What you should do:
Pick out all lines with the word "page" from the records that follow.

Data for the task:
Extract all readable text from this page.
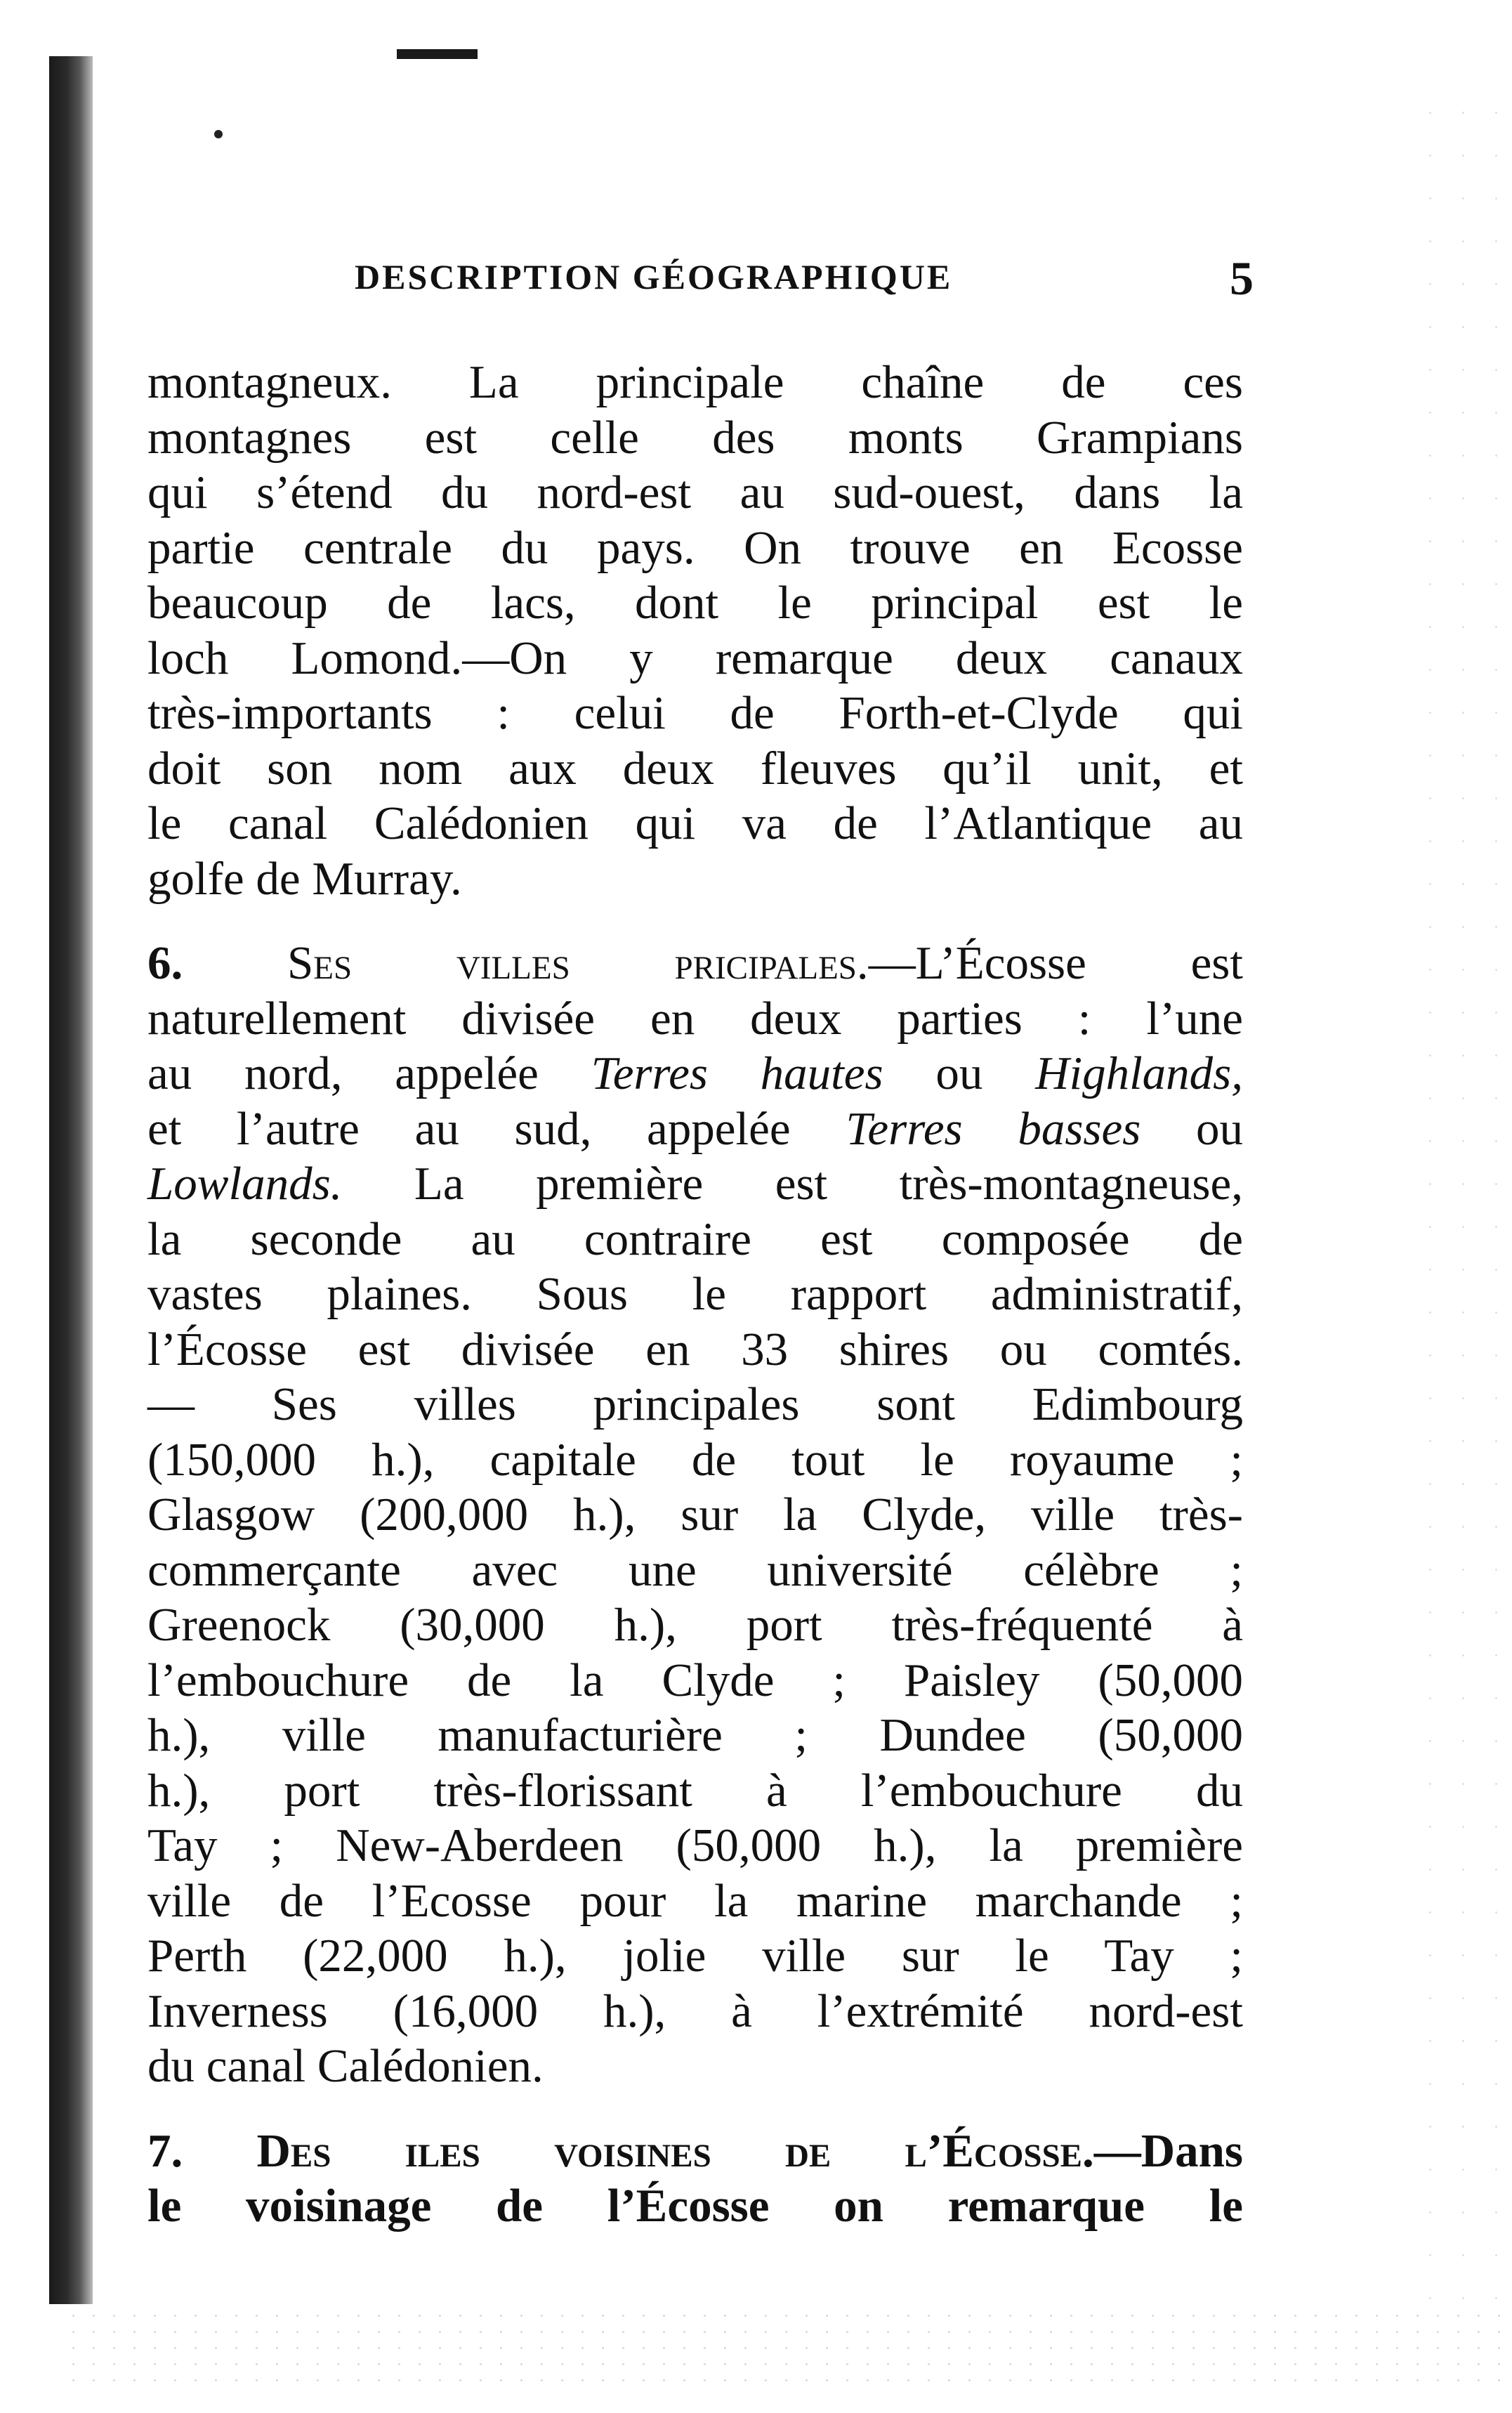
DESCRIPTION GÉOGRAPHIQUE	5
montagneux. La principale chaîne de ces
montagnes est celle des monts Grampians
qui s’étend du nord-est au sud-ouest, dans la
partie centrale du pays. On trouve en Ecosse
beaucoup de lacs, dont le principal est le
loch Lomond.—On y remarque deux canaux
très-importants : celui de Forth-et-Clyde qui
doit son nom aux deux fleuves qu’il unit, et
le canal Calédonien qui va de l’Atlantique au
golfe de Murray.
6. Ses villes pricipales.—L’Écosse est
naturellement divisée en deux parties : l’une
au nord, appelée Terres hautes ou Highlands,
et l’autre au sud, appelée Terres basses ou
Lowlands. La première est très-montagneuse,
la seconde au contraire est composée de
vastes plaines. Sous le rapport administratif,
l’Écosse est divisée en 33 shires ou comtés.
— Ses villes principales sont Edimbourg
(150,000 h.), capitale de tout le royaume ;
Glasgow (200,000 h.), sur la Clyde, ville très-
commerçante avec une université célèbre ;
Greenock (30,000 h.), port très-fréquenté à
l’embouchure de la Clyde ; Paisley (50,000
h.), ville manufacturière ; Dundee (50,000
h.), port très-florissant à l’embouchure du
Tay ; New-Aberdeen (50,000 h.), la première
ville de l’Ecosse pour la marine marchande ;
Perth (22,000 h.), jolie ville sur le Tay ;
Inverness (16,000 h.), à l’extrémité nord-est
du canal Calédonien.
7. Des iles voisines de l’Écosse.—Dans
le voisinage de l’Écosse on remarque le
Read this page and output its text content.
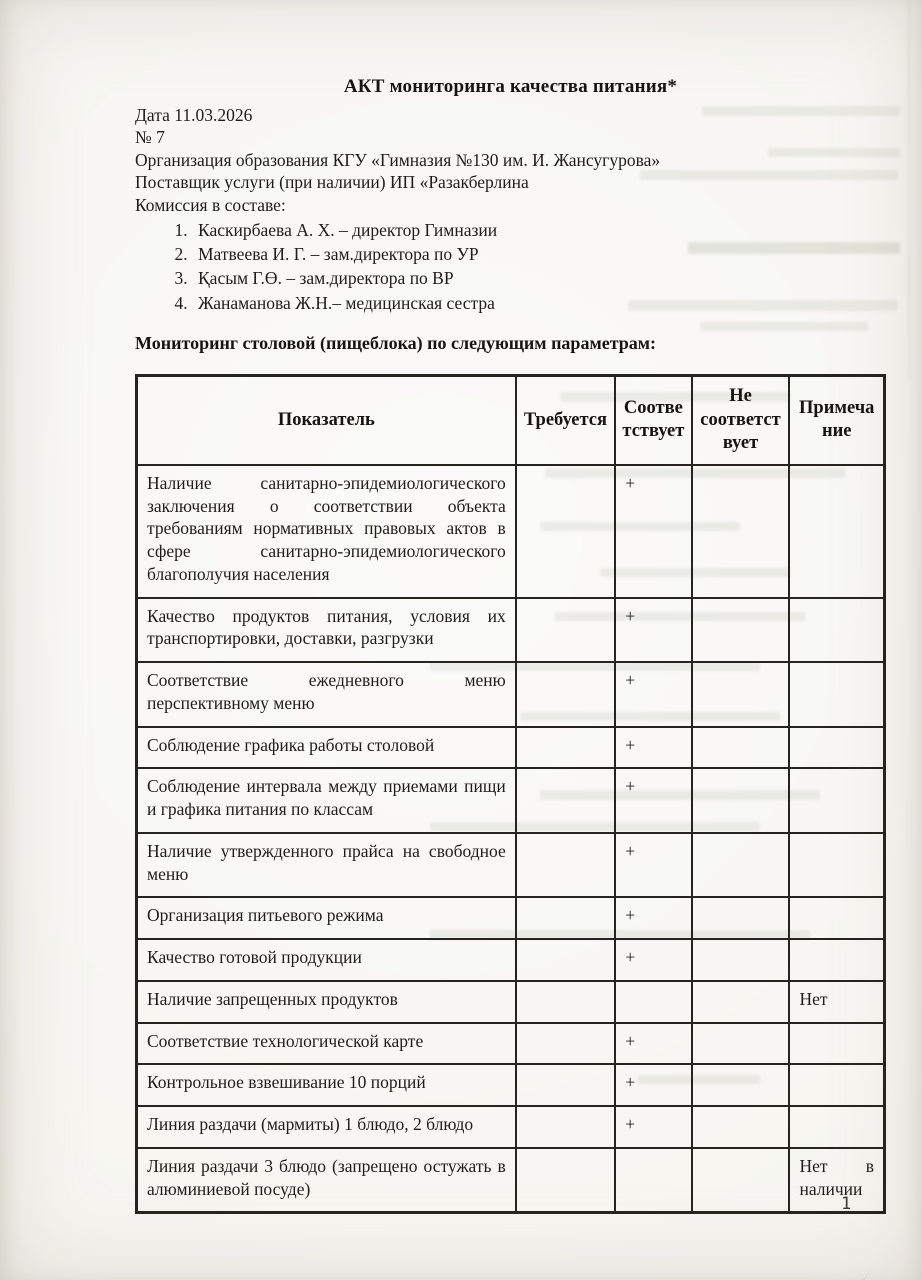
АКТ мониторинга качества питания*

Дата 11.03.2026

№ 7

Организация образования КГУ «Гимназия №130 им. И. Жансугурова»

Поставщик услуги (при наличии) ИП «Разакберлина

Комиссия в составе:

1. Каскирбаева А. Х. – директор Гимназии
2. Матвеева И. Г. – зам.директора по УР
3. Қасым Г.Ө. – зам.директора по ВР
4. Жанаманова Ж.Н.– медицинская сестра

Мониторинг столовой (пищеблока) по следующим параметрам:

Показатель	Требуется	Соответствует	Не соответствует	Примечание
Наличие санитарно-эпидемиологического заключения о соответствии объекта требованиям нормативных правовых актов в сфере санитарно-эпидемиологического благополучия населения		+		
Качество продуктов питания, условия их транспортировки, доставки, разгрузки		+		
Соответствие ежедневного меню перспективному меню		+		
Соблюдение графика работы столовой		+		
Соблюдение интервала между приемами пищи и графика питания по классам		+		
Наличие утвержденного прайса на свободное меню		+		
Организация питьевого режима		+		
Качество готовой продукции		+		
Наличие запрещенных продуктов				Нет
Соответствие технологической карте		+		
Контрольное взвешивание 10 порций		+		
Линия раздачи (мармиты) 1 блюдо, 2 блюдо		+		
Линия раздачи 3 блюдо (запрещено остужать в алюминиевой посуде)				Нет в наличии
1
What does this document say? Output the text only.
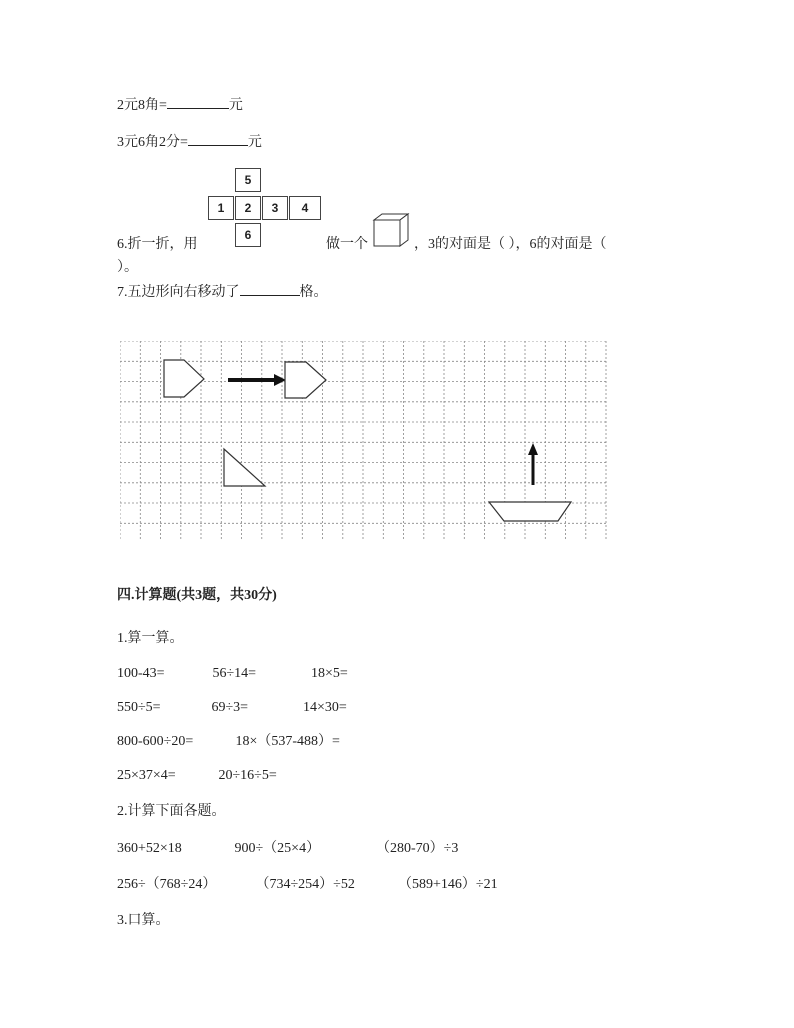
2元8角=	元
3元6角2分=	元
5
1	2	3	4
6
6.折一折，用	做一个	，3的对面是（ ），6的对面是（
）。
7.五边形向右移动了	格。
四.计算题(共3题，共30分)
1.算一算。
100-43=	56÷14=	18×5=
550÷5=	69÷3=	14×30=
800-600÷20=	18×（537-488）=
25×37×4=	20÷16÷5=
2.计算下面各题。
360+52×18	900÷（25×4）	（280-70）÷3
256÷（768÷24）	（734÷254）÷52	（589+146）÷21
3.口算。
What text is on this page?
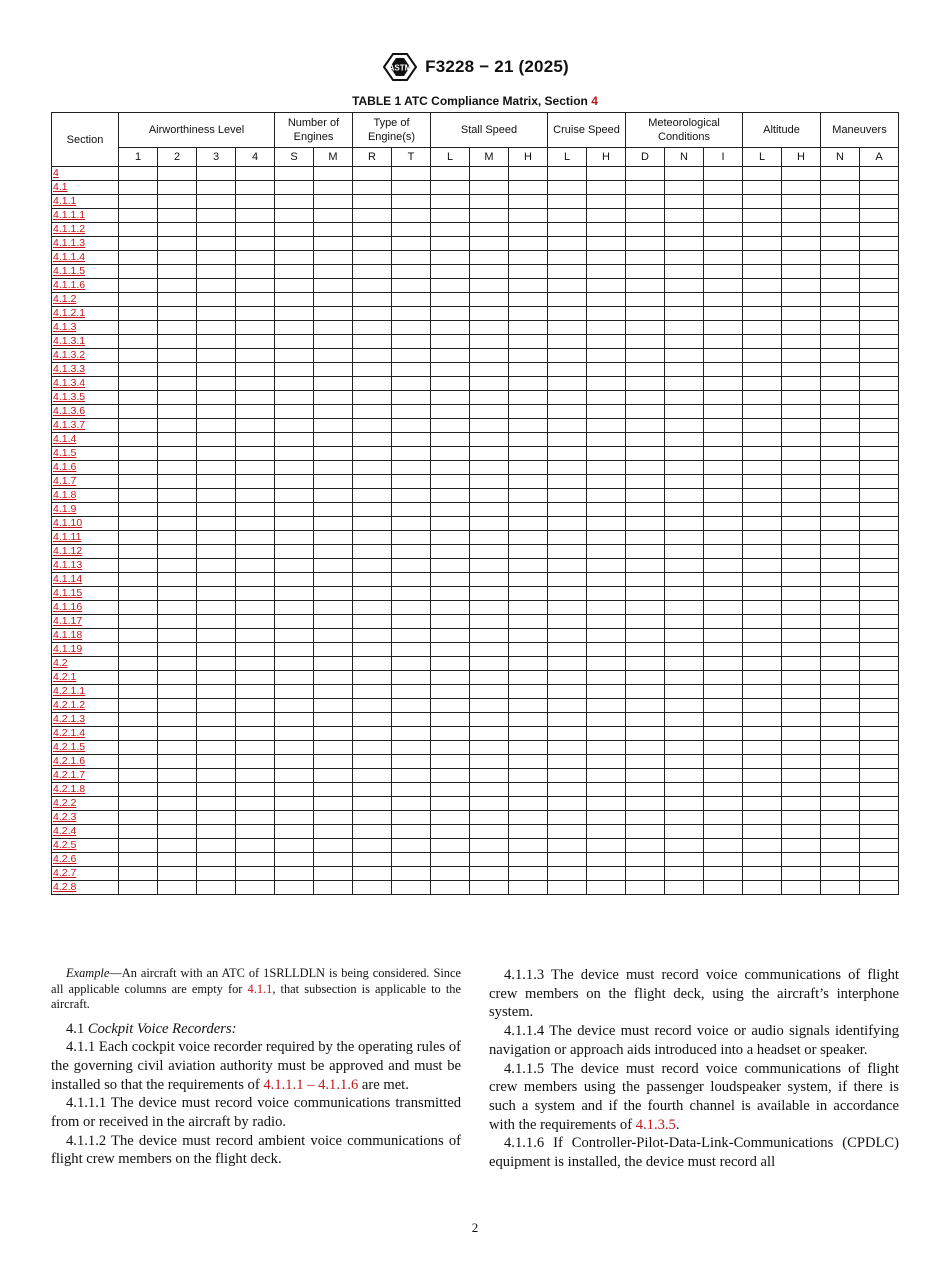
ASTM F3228 − 21 (2025)
TABLE 1 ATC Compliance Matrix, Section 4
Section	Airworthiness Level				Number of Engines		Type of Engine(s)		Stall Speed			Cruise Speed		Meteorological Conditions			Altitude		Maneuvers	
	1	2	3	4	S	M	R	T	L	M	H	L	H	D	N	I	L	H	N	A
4																				
4.1																				
4.1.1																				
4.1.1.1																				
4.1.1.2																				
4.1.1.3																				
4.1.1.4																				
4.1.1.5																				
4.1.1.6																				
4.1.2																				
4.1.2.1																				
4.1.3																				
4.1.3.1																				
4.1.3.2																				
4.1.3.3																				
4.1.3.4																				
4.1.3.5																				
4.1.3.6																				
4.1.3.7																				
4.1.4																				
4.1.5																				
4.1.6																				
4.1.7																				
4.1.8																				
4.1.9																				
4.1.10																				
4.1.11																				
4.1.12																				
4.1.13																				
4.1.14																				
4.1.15																				
4.1.16																				
4.1.17																				
4.1.18																				
4.1.19																				
4.2																				
4.2.1																				
4.2.1.1																				
4.2.1.2																				
4.2.1.3																				
4.2.1.4																				
4.2.1.5																				
4.2.1.6																				
4.2.1.7																				
4.2.1.8																				
4.2.2																				
4.2.3																				
4.2.4																				
4.2.5																				
4.2.6																				
4.2.7																				
4.2.8																				

Example—An aircraft with an ATC of 1SRLLDLN is being considered. Since all applicable columns are empty for 4.1.1, that subsection is applicable to the aircraft.

4.1 Cockpit Voice Recorders:

4.1.1 Each cockpit voice recorder required by the operating rules of the governing civil aviation authority must be approved and must be installed so that the requirements of 4.1.1.1 – 4.1.1.6 are met.

4.1.1.1 The device must record voice communications transmitted from or received in the aircraft by radio.

4.1.1.2 The device must record ambient voice communications of flight crew members on the flight deck.

4.1.1.3 The device must record voice communications of flight crew members on the flight deck, using the aircraft’s interphone system.

4.1.1.4 The device must record voice or audio signals identifying navigation or approach aids introduced into a headset or speaker.

4.1.1.5 The device must record voice communications of flight crew members using the passenger loudspeaker system, if there is such a system and if the fourth channel is available in accordance with the requirements of 4.1.3.5.

4.1.1.6 If Controller-Pilot-Data-Link-Communications (CPDLC) equipment is installed, the device must record all

2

Result:
Extract all readable text from this page.
Read this page and output its text content.
What text is on this page?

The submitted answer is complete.